» **EXERCISE**
Check each line of the records below for the string "服务对象满意度", then state how many lines contain it, with no other output.

» **INPUT MATERIAL**
━━━━━━━━

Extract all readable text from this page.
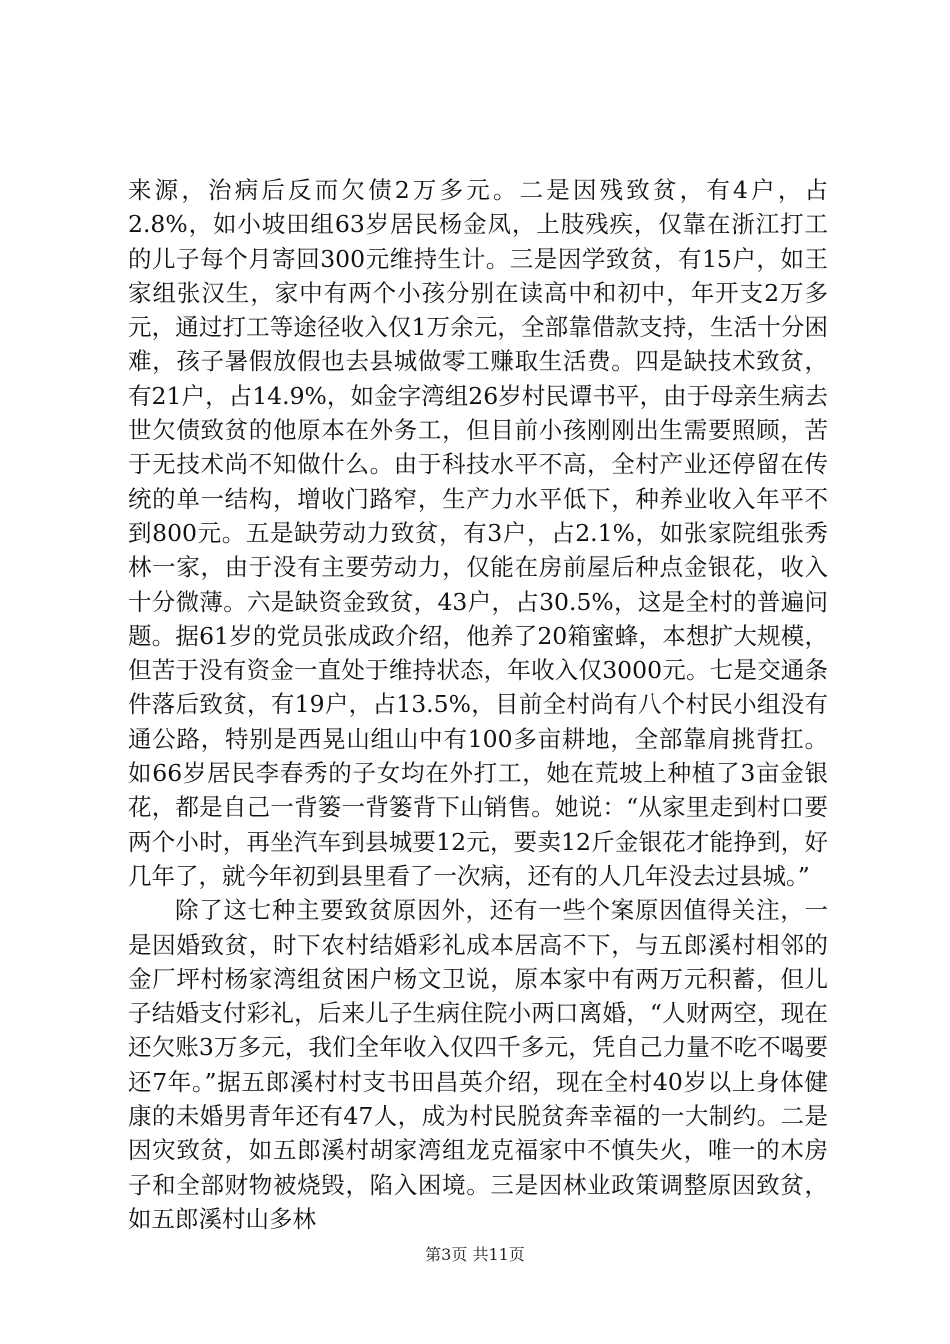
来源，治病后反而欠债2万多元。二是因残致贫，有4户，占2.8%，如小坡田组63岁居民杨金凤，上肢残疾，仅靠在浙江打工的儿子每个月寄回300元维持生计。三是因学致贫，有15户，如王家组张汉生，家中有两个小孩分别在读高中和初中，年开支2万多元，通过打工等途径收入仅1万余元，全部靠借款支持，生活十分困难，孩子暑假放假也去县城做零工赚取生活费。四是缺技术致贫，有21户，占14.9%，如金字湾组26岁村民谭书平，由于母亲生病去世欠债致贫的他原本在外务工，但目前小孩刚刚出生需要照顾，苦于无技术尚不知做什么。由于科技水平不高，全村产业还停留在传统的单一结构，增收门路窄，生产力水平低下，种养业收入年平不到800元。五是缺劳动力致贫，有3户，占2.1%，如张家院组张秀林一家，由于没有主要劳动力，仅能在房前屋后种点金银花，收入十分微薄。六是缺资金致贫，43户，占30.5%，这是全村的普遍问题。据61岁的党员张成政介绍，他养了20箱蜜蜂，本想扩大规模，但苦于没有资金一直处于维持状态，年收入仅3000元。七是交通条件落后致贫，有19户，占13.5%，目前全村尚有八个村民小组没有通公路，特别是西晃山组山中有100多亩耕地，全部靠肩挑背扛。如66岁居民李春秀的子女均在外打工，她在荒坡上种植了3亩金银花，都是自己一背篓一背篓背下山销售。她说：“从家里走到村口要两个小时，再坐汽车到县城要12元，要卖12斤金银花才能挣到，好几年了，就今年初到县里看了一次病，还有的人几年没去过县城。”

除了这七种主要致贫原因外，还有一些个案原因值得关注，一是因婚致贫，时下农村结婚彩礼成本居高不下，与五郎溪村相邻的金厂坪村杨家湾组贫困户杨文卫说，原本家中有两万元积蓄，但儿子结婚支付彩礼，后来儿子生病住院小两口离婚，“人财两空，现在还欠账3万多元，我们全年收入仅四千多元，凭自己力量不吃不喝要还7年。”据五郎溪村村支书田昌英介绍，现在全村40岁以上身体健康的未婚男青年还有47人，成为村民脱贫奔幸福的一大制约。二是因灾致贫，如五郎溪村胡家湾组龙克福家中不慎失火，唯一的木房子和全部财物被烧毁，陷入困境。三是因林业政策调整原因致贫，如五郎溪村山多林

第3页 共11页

━━━━━━━━

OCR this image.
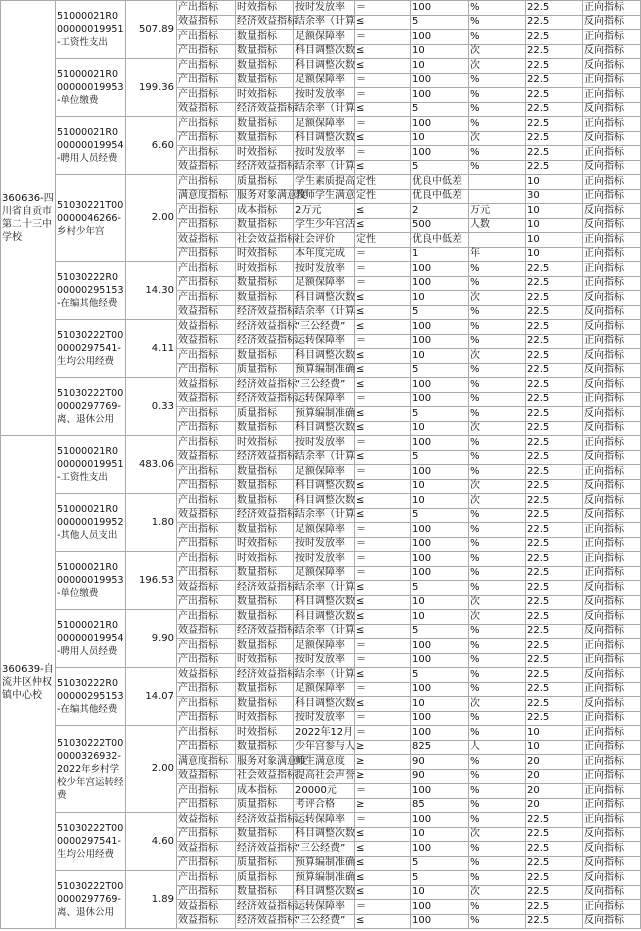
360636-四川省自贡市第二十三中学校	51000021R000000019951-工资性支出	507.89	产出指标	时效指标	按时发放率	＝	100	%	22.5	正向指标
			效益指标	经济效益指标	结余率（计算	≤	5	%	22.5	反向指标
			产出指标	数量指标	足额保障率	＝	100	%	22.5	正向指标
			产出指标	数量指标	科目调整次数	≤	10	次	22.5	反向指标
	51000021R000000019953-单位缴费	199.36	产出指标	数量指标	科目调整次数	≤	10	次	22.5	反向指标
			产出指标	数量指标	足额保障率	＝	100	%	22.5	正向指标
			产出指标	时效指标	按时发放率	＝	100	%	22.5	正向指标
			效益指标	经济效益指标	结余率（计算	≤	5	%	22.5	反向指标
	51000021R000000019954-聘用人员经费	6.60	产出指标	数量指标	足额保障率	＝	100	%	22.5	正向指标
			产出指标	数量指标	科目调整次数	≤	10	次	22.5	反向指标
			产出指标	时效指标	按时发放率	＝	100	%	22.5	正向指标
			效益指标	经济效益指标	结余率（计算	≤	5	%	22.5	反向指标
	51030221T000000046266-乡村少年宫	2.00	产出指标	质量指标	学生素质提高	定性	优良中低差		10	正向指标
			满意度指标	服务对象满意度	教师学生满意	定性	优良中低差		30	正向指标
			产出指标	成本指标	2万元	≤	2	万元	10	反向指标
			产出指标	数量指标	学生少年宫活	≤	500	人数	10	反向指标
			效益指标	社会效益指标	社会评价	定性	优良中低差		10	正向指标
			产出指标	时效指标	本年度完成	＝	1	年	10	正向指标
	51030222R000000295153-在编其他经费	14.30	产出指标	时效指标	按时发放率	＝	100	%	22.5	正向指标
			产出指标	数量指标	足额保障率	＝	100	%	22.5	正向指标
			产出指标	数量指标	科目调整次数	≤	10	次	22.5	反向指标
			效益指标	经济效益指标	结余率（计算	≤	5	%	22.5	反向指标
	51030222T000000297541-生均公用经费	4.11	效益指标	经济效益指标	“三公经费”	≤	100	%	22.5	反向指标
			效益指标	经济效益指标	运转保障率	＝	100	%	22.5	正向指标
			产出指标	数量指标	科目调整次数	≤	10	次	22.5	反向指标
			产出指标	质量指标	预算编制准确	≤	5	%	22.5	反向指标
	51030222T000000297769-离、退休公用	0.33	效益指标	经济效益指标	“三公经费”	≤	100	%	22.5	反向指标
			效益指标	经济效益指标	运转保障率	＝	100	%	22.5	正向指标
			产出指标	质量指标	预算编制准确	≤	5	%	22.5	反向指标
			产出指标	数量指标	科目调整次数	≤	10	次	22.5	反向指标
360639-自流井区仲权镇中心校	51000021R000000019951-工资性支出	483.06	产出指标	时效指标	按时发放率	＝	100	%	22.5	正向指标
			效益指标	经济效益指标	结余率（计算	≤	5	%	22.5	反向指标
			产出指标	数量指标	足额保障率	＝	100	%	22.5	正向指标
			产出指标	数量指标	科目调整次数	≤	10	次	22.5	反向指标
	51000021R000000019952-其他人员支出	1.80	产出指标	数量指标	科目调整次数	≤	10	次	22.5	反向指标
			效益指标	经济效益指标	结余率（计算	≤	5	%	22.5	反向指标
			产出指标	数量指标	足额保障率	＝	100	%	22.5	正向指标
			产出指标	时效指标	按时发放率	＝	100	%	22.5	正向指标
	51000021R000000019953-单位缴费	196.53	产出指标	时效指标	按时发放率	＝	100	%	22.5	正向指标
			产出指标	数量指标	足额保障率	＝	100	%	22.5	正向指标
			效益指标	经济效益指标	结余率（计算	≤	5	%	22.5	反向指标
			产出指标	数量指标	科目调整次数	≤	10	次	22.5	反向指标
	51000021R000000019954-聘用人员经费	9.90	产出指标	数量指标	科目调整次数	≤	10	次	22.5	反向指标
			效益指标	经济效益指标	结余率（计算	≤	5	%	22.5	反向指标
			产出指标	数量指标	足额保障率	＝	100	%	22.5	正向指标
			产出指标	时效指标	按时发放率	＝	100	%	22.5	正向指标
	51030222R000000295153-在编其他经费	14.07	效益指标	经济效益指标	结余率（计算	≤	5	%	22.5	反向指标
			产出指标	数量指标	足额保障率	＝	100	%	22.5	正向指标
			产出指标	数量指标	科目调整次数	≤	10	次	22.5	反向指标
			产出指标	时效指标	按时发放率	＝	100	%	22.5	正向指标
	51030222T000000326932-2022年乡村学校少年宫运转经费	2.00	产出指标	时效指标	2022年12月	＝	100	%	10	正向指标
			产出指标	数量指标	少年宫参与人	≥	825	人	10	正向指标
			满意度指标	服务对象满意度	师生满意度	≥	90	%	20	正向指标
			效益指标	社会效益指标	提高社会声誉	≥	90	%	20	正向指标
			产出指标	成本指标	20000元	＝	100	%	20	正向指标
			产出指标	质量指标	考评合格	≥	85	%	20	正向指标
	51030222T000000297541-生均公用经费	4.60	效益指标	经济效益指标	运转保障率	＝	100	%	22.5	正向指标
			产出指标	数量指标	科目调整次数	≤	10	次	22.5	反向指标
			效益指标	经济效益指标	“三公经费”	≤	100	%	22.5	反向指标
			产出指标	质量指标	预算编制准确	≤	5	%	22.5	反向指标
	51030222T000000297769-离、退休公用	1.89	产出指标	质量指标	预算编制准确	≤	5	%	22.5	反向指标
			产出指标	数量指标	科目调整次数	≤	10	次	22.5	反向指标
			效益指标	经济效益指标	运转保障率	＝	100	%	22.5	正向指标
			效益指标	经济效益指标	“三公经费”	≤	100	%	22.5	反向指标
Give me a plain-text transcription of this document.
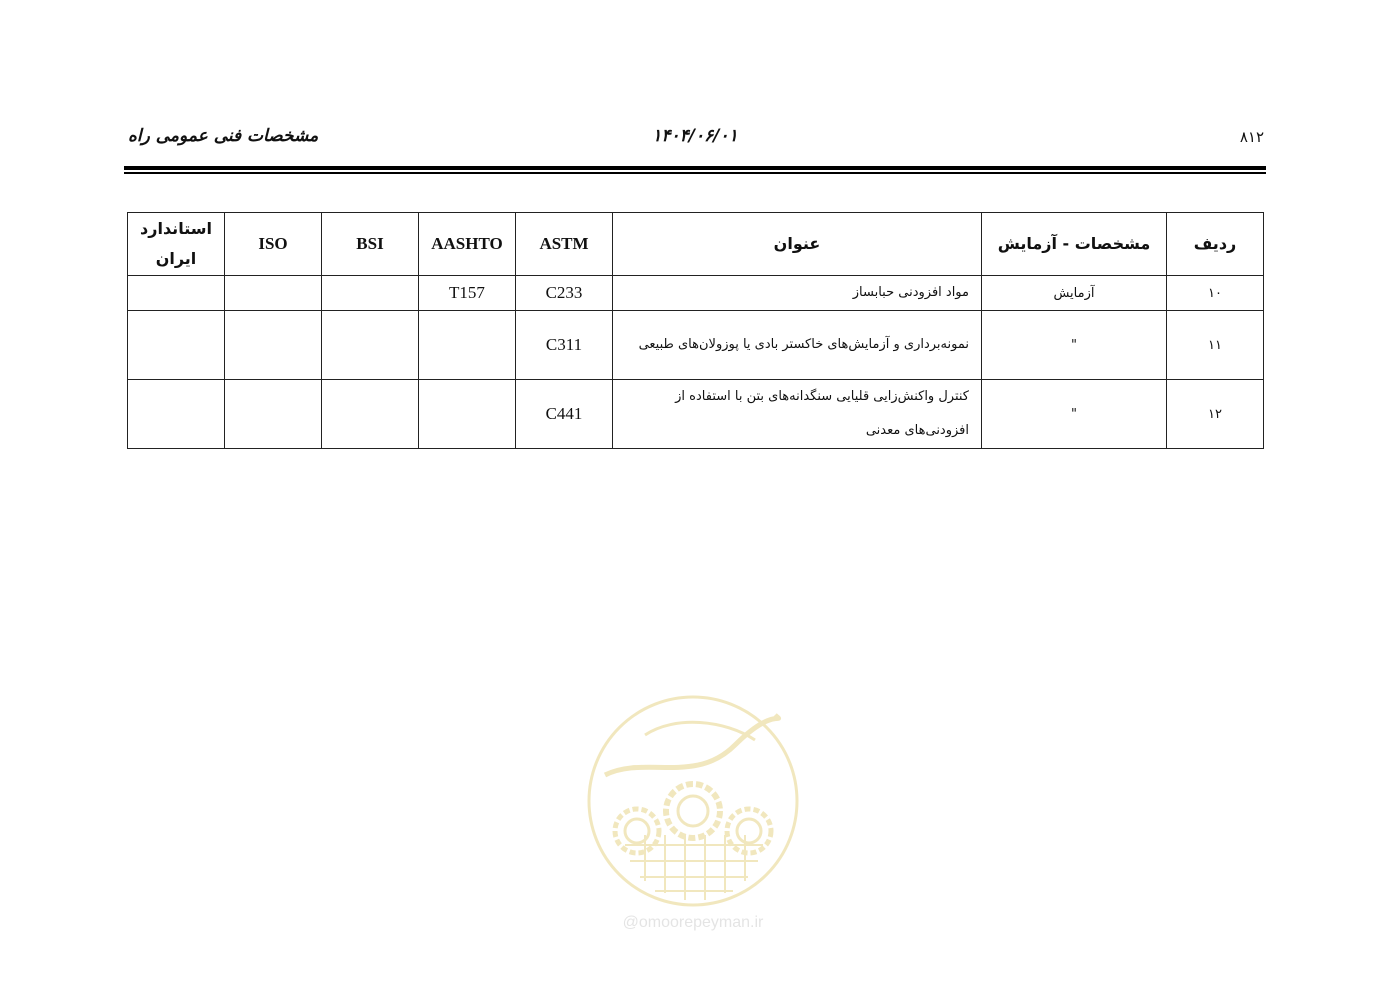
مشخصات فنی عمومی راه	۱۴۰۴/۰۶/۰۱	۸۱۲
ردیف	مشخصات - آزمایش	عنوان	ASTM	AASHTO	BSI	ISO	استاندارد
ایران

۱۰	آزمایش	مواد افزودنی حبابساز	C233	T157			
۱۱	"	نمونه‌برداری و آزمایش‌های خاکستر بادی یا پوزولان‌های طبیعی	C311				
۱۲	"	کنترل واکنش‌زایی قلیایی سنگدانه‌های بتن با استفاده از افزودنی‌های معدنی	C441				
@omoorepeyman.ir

━━━━━━━━

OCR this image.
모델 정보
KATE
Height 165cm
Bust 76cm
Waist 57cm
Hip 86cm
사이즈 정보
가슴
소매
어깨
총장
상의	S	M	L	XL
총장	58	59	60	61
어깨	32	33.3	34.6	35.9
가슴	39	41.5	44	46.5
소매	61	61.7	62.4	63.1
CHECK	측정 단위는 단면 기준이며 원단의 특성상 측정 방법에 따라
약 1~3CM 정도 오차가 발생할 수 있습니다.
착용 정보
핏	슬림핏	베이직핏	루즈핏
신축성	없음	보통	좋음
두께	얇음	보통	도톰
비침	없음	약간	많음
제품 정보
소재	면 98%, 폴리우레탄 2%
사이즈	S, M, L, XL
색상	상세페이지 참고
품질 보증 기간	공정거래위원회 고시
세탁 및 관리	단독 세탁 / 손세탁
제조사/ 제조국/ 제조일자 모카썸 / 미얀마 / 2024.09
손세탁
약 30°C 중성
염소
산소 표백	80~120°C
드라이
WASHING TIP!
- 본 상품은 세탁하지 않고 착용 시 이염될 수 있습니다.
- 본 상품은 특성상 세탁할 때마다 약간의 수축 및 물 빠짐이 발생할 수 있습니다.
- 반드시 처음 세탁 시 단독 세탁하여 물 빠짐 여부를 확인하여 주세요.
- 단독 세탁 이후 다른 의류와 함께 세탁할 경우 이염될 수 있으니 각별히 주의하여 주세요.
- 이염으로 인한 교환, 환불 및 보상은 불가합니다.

━━━━━━━━

» **SOLVED EXERCISE**
2